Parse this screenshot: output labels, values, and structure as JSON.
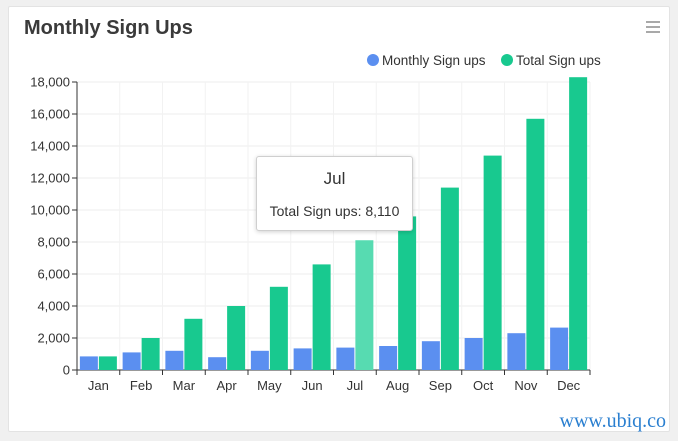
{
  "card": {
    "title": "Monthly Sign Ups",
    "menu_icon": "hamburger-menu-icon"
  },
  "watermark": "www.ubiq.co",
  "tooltip": {
    "title": "Jul",
    "series_label": "Total Sign ups",
    "value_text": "8,110",
    "text": "Total Sign ups: 8,110"
  },
  "colors": {
    "monthly": "#5b8ff0",
    "total": "#18c98f",
    "total_highlight": "#57dbb1"
  },
  "chart_data": {
    "type": "bar",
    "title": "Monthly Sign Ups",
    "categories": [
      "Jan",
      "Feb",
      "Mar",
      "Apr",
      "May",
      "Jun",
      "Jul",
      "Aug",
      "Sep",
      "Oct",
      "Nov",
      "Dec"
    ],
    "series": [
      {
        "name": "Monthly Sign ups",
        "values": [
          850,
          1100,
          1200,
          800,
          1200,
          1350,
          1400,
          1500,
          1800,
          2000,
          2300,
          2650
        ]
      },
      {
        "name": "Total Sign ups",
        "values": [
          850,
          2000,
          3200,
          4000,
          5200,
          6600,
          8110,
          9600,
          11400,
          13400,
          15700,
          18300
        ]
      }
    ],
    "yticks": [
      0,
      2000,
      4000,
      6000,
      8000,
      10000,
      12000,
      14000,
      16000,
      18000
    ],
    "ytick_labels": [
      "0",
      "2,000",
      "4,000",
      "6,000",
      "8,000",
      "10,000",
      "12,000",
      "14,000",
      "16,000",
      "18,000"
    ],
    "ylim": [
      0,
      18000
    ],
    "xlabel": "",
    "ylabel": "",
    "legend": "top-right",
    "grid": true,
    "highlight": {
      "category": "Jul",
      "series": "Total Sign ups"
    }
  }
}
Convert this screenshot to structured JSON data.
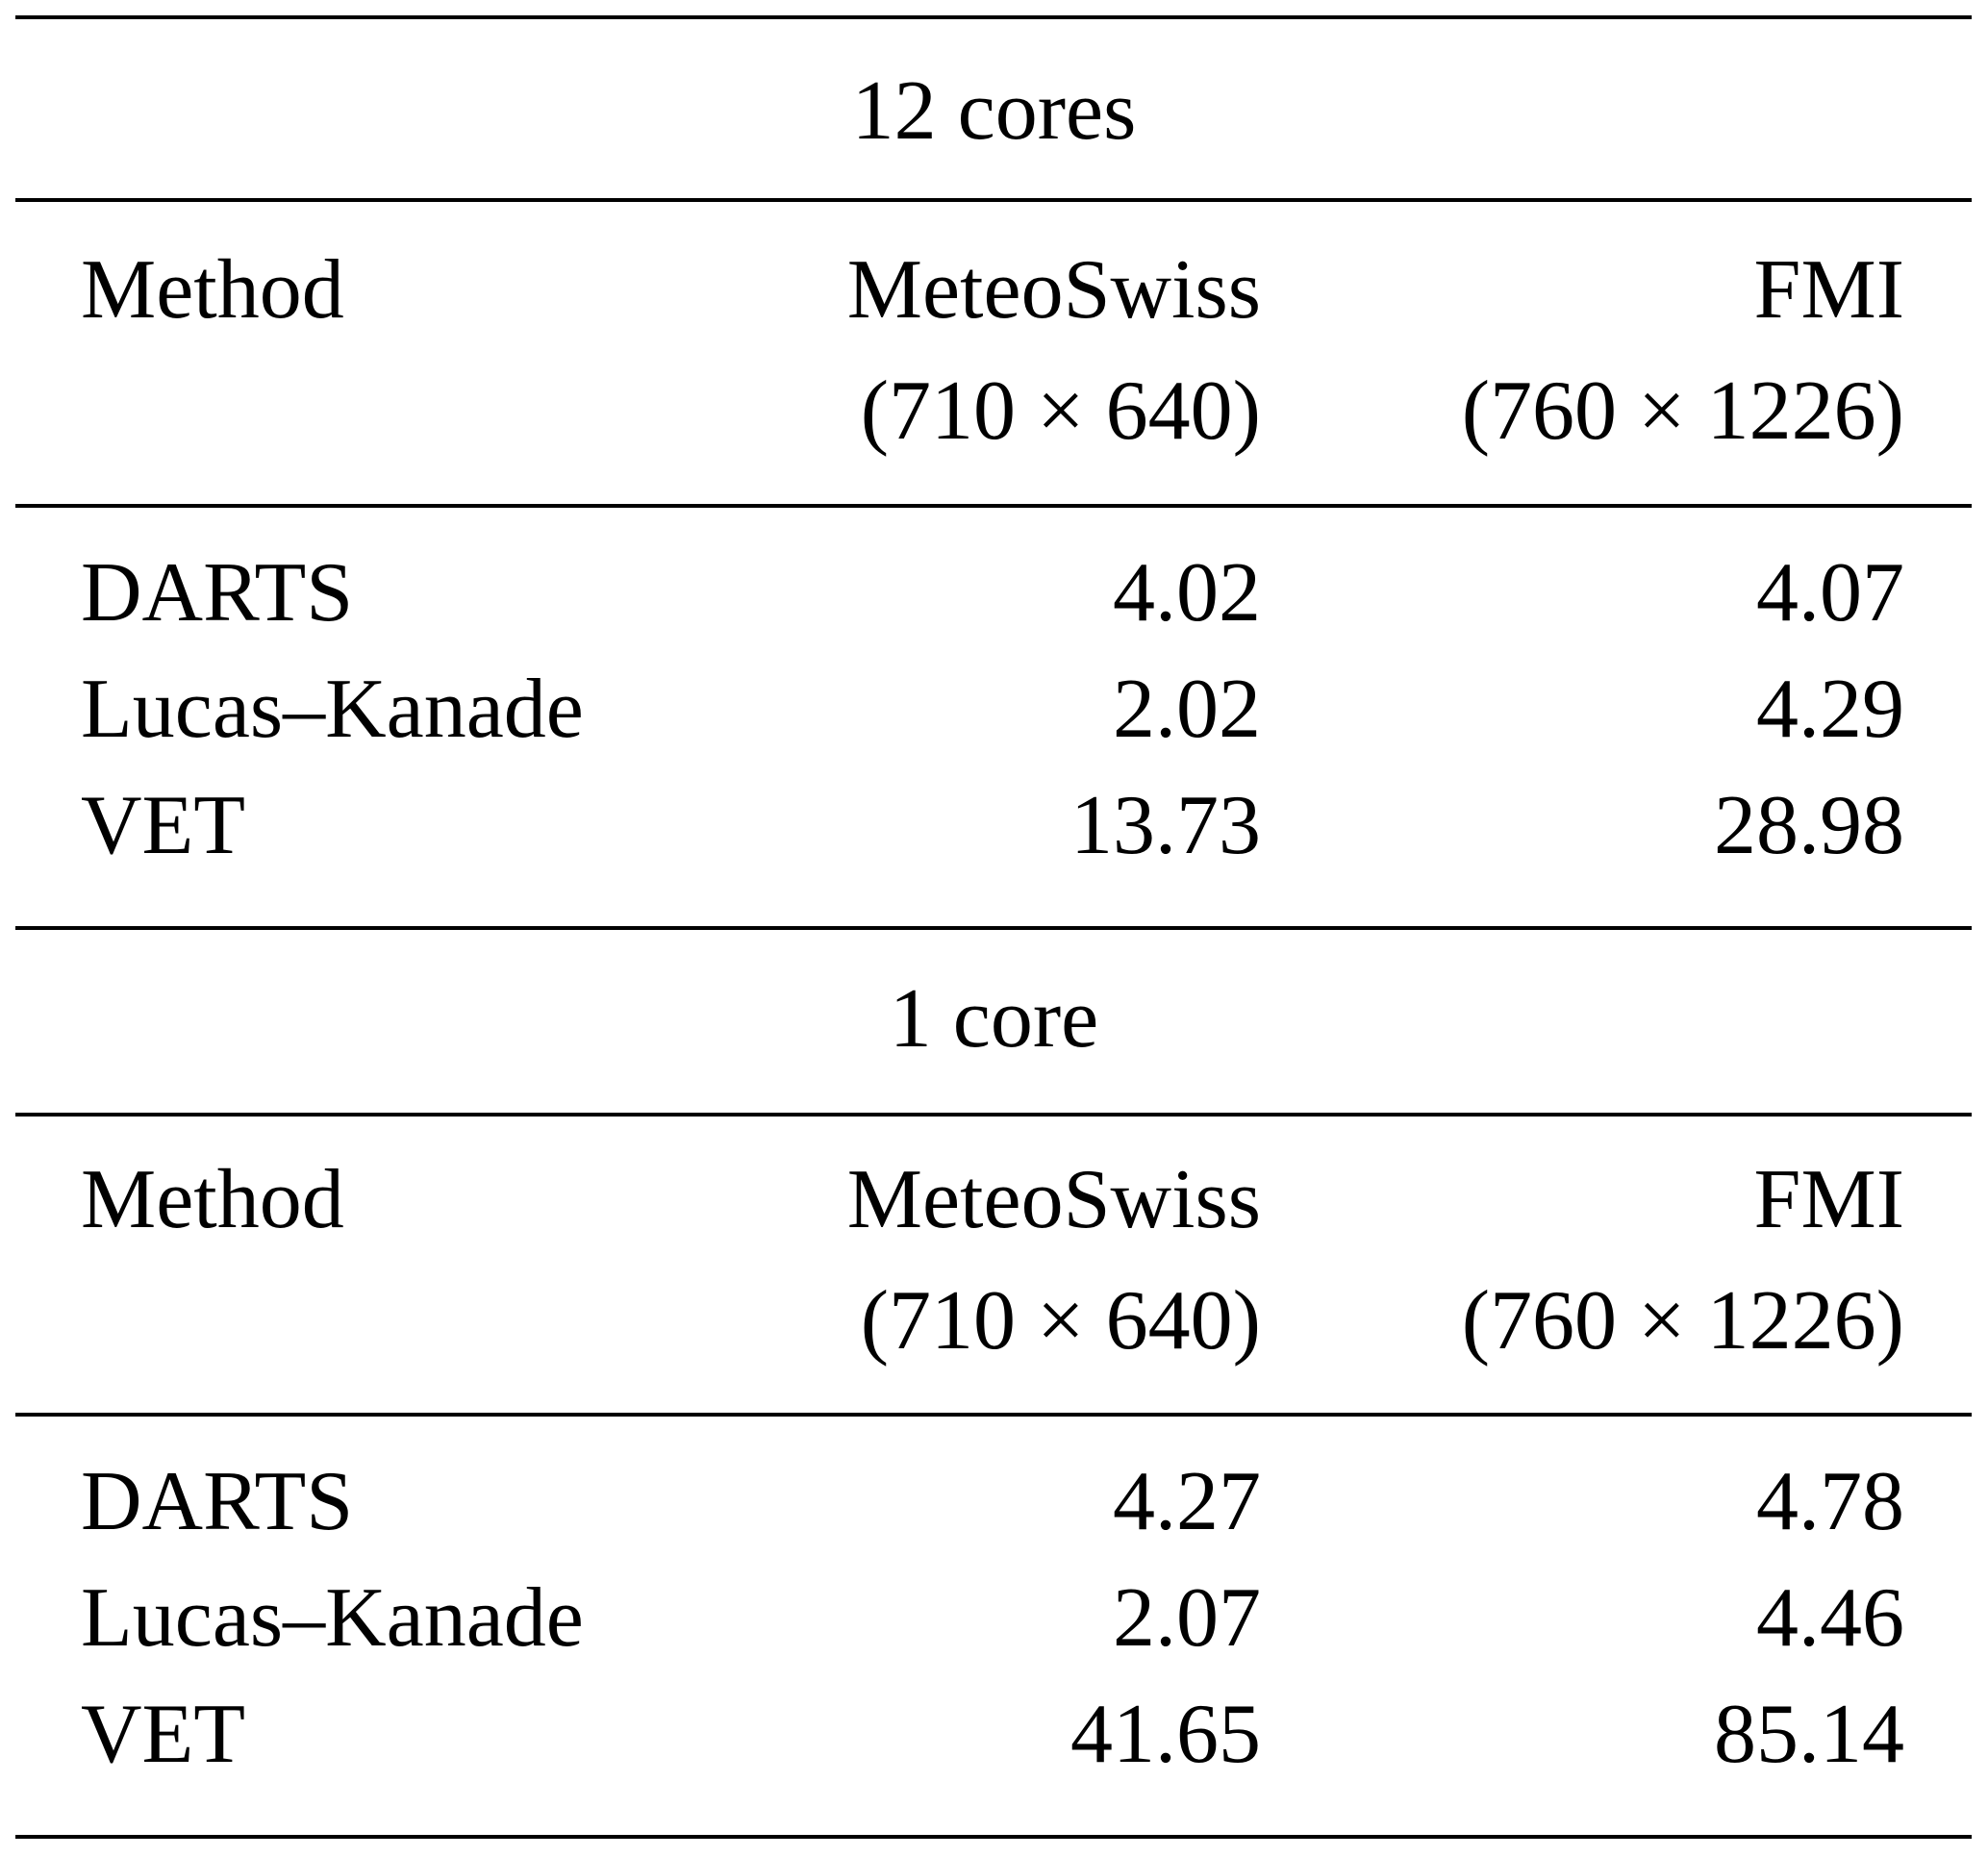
{
  "table": {
    "sections": [
      {
        "title": "12 cores",
        "header": {
          "method": "Method",
          "col1_name": "MeteoSwiss",
          "col1_size": "(710 × 640)",
          "col2_name": "FMI",
          "col2_size": "(760 × 1226)"
        },
        "rows": [
          {
            "method": "DARTS",
            "meteoswiss": "4.02",
            "fmi": "4.07"
          },
          {
            "method": "Lucas–Kanade",
            "meteoswiss": "2.02",
            "fmi": "4.29"
          },
          {
            "method": "VET",
            "meteoswiss": "13.73",
            "fmi": "28.98"
          }
        ]
      },
      {
        "title": "1 core",
        "header": {
          "method": "Method",
          "col1_name": "MeteoSwiss",
          "col1_size": "(710 × 640)",
          "col2_name": "FMI",
          "col2_size": "(760 × 1226)"
        },
        "rows": [
          {
            "method": "DARTS",
            "meteoswiss": "4.27",
            "fmi": "4.78"
          },
          {
            "method": "Lucas–Kanade",
            "meteoswiss": "2.07",
            "fmi": "4.46"
          },
          {
            "method": "VET",
            "meteoswiss": "41.65",
            "fmi": "85.14"
          }
        ]
      }
    ]
  }
}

+++

- **Task description**: Copy all lines above containing the string "Sign".

- **Response to the exercise**:
    "title": "Monthly Sign Ups",
    "series_label": "Total Sign ups",
    "text": "Total Sign ups: 8,110"
    "title": "Monthly Sign Ups",
        "name": "Monthly Sign ups",
        "name": "Total Sign ups",
      "series": "Total Sign ups"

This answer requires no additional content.